(Dataset items)
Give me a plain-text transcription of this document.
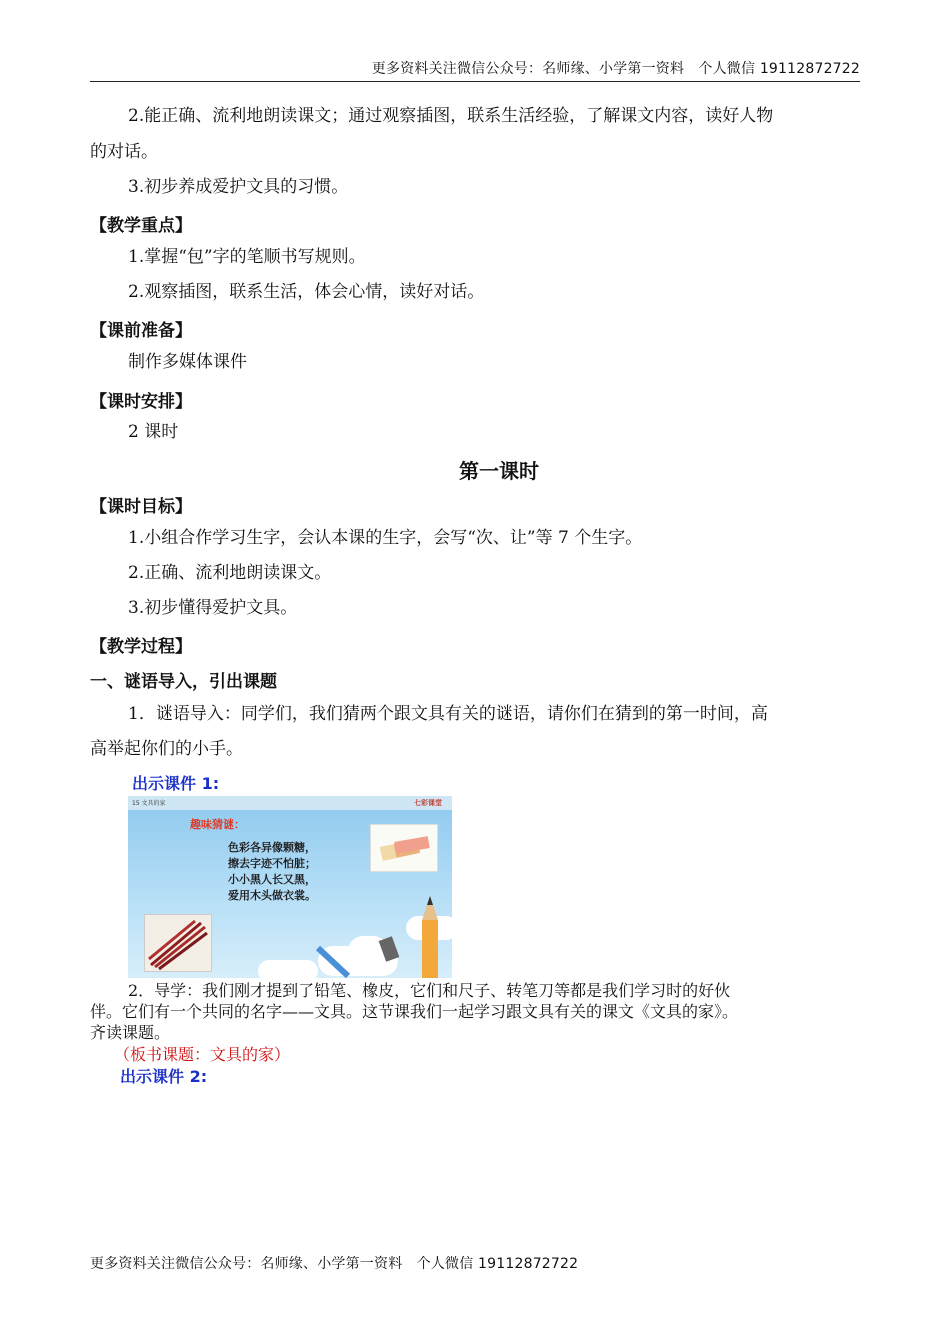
更多资料关注微信公众号：名师缘、小学第一资料　个人微信 19112872722
2.能正确、流利地朗读课文；通过观察插图，联系生活经验，了解课文内容，读好人物
的对话。
3.初步养成爱护文具的习惯。
【教学重点】
1.掌握“包”字的笔顺书写规则。
2.观察插图，联系生活，体会心情，读好对话。
【课前准备】
制作多媒体课件
【课时安排】
2 课时
第一课时
【课时目标】
1.小组合作学习生字，会认本课的生字，会写“次、让”等 7 个生字。
2.正确、流利地朗读课文。
3.初步懂得爱护文具。
【教学过程】
一、谜语导入，引出课题
1．谜语导入：同学们，我们猜两个跟文具有关的谜语，请你们在猜到的第一时间，高
高举起你们的小手。
出示课件 1:
15 文具的家	七彩课堂
趣味猜谜：
色彩各异像颗糖，
擦去字迹不怕脏；
小小黑人长又黑，
爱用木头做衣裳。
2．导学：我们刚才提到了铅笔、橡皮，它们和尺子、转笔刀等都是我们学习时的好伙
伴。它们有一个共同的名字——文具。这节课我们一起学习跟文具有关的课文《文具的家》。
齐读课题。
（板书课题：文具的家）
出示课件 2:
更多资料关注微信公众号：名师缘、小学第一资料　个人微信 19112872722
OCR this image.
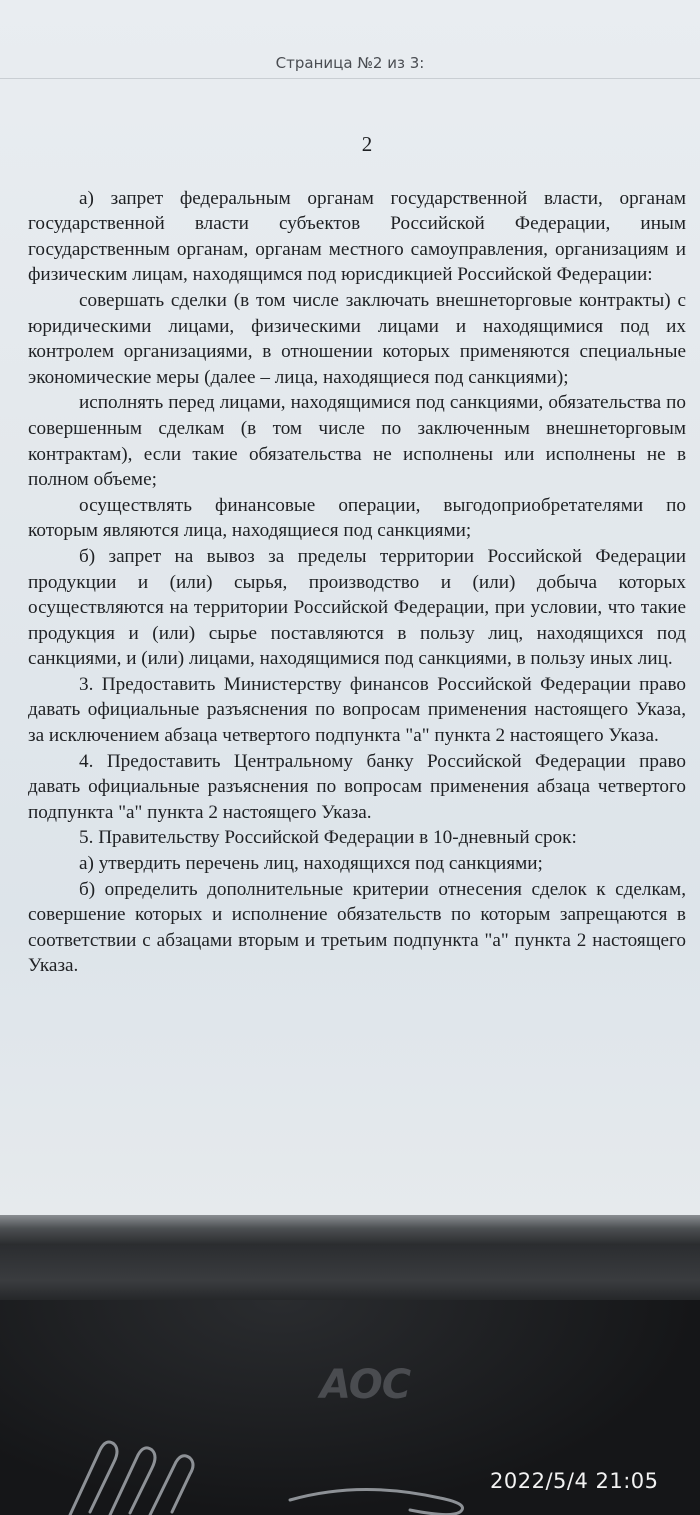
Страница №2 из 3:
2

а) запрет федеральным органам государственной власти, органам государственной власти субъектов Российской Федерации, иным государственным органам, органам местного самоуправления, организациям и физическим лицам, находящимся под юрисдикцией Российской Федерации:

совершать сделки (в том числе заключать внешнеторговые контракты) с юридическими лицами, физическими лицами и находящимися под их контролем организациями, в отношении которых применяются специальные экономические меры (далее – лица, находящиеся под санкциями);

исполнять перед лицами, находящимися под санкциями, обязательства по совершенным сделкам (в том числе по заключенным внешнеторговым контрактам), если такие обязательства не исполнены или исполнены не в полном объеме;

осуществлять финансовые операции, выгодоприобретателями по которым являются лица, находящиеся под санкциями;

б) запрет на вывоз за пределы территории Российской Федерации продукции и (или) сырья, производство и (или) добыча которых осуществляются на территории Российской Федерации, при условии, что такие продукция и (или) сырье поставляются в пользу лиц, находящихся под санкциями, и (или) лицами, находящимися под санкциями, в пользу иных лиц.

3. Предоставить Министерству финансов Российской Федерации право давать официальные разъяснения по вопросам применения настоящего Указа, за исключением абзаца четвертого подпункта "а" пункта 2 настоящего Указа.

4. Предоставить Центральному банку Российской Федерации право давать официальные разъяснения по вопросам применения абзаца четвертого подпункта "а" пункта 2 настоящего Указа.

5. Правительству Российской Федерации в 10-дневный срок:

а) утвердить перечень лиц, находящихся под санкциями;

б) определить дополнительные критерии отнесения сделок к сделкам, совершение которых и исполнение обязательств по которым запрещаются в соответствии с абзацами вторым и третьим подпункта "а" пункта 2 настоящего Указа.

AOC
2022/5/4 21:05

## The task
Every line is to be duplicated exactly, though pictures stay out.

## Answer to this task
Give me a plain-text transcription of this document.
更多资料关注微信公众号：名师缘、小学第一资料　个人微信 19112872722
2.能正确、流利地朗读课文；通过观察插图，联系生活经验，了解课文内容，读好人物
的对话。
3.初步养成爱护文具的习惯。
【教学重点】
1.掌握“包”字的笔顺书写规则。
2.观察插图，联系生活，体会心情，读好对话。
【课前准备】
制作多媒体课件
【课时安排】
2 课时
第一课时
【课时目标】
1.小组合作学习生字，会认本课的生字，会写“次、让”等 7 个生字。
2.正确、流利地朗读课文。
3.初步懂得爱护文具。
【教学过程】
一、谜语导入，引出课题
1．谜语导入：同学们，我们猜两个跟文具有关的谜语，请你们在猜到的第一时间，高
高举起你们的小手。
出示课件 1:
15 文具的家	七彩课堂
趣味猜谜：
色彩各异像颗糖，
擦去字迹不怕脏；
小小黑人长又黑，
爱用木头做衣裳。
2．导学：我们刚才提到了铅笔、橡皮，它们和尺子、转笔刀等都是我们学习时的好伙
伴。它们有一个共同的名字——文具。这节课我们一起学习跟文具有关的课文《文具的家》。
齐读课题。
（板书课题：文具的家）
出示课件 2:
更多资料关注微信公众号：名师缘、小学第一资料　个人微信 19112872722
OCR this image.
Страница №2 из 3:
2

а) запрет федеральным органам государственной власти, органам государственной власти субъектов Российской Федерации, иным государственным органам, органам местного самоуправления, организациям и физическим лицам, находящимся под юрисдикцией Российской Федерации:

совершать сделки (в том числе заключать внешнеторговые контракты) с юридическими лицами, физическими лицами и находящимися под их контролем организациями, в отношении которых применяются специальные экономические меры (далее – лица, находящиеся под санкциями);

исполнять перед лицами, находящимися под санкциями, обязательства по совершенным сделкам (в том числе по заключенным внешнеторговым контрактам), если такие обязательства не исполнены или исполнены не в полном объеме;

осуществлять финансовые операции, выгодоприобретателями по которым являются лица, находящиеся под санкциями;

б) запрет на вывоз за пределы территории Российской Федерации продукции и (или) сырья, производство и (или) добыча которых осуществляются на территории Российской Федерации, при условии, что такие продукция и (или) сырье поставляются в пользу лиц, находящихся под санкциями, и (или) лицами, находящимися под санкциями, в пользу иных лиц.

3. Предоставить Министерству финансов Российской Федерации право давать официальные разъяснения по вопросам применения настоящего Указа, за исключением абзаца четвертого подпункта "а" пункта 2 настоящего Указа.

4. Предоставить Центральному банку Российской Федерации право давать официальные разъяснения по вопросам применения абзаца четвертого подпункта "а" пункта 2 настоящего Указа.

5. Правительству Российской Федерации в 10-дневный срок:

а) утвердить перечень лиц, находящихся под санкциями;

б) определить дополнительные критерии отнесения сделок к сделкам, совершение которых и исполнение обязательств по которым запрещаются в соответствии с абзацами вторым и третьим подпункта "а" пункта 2 настоящего Указа.

AOC
2022/5/4 21:05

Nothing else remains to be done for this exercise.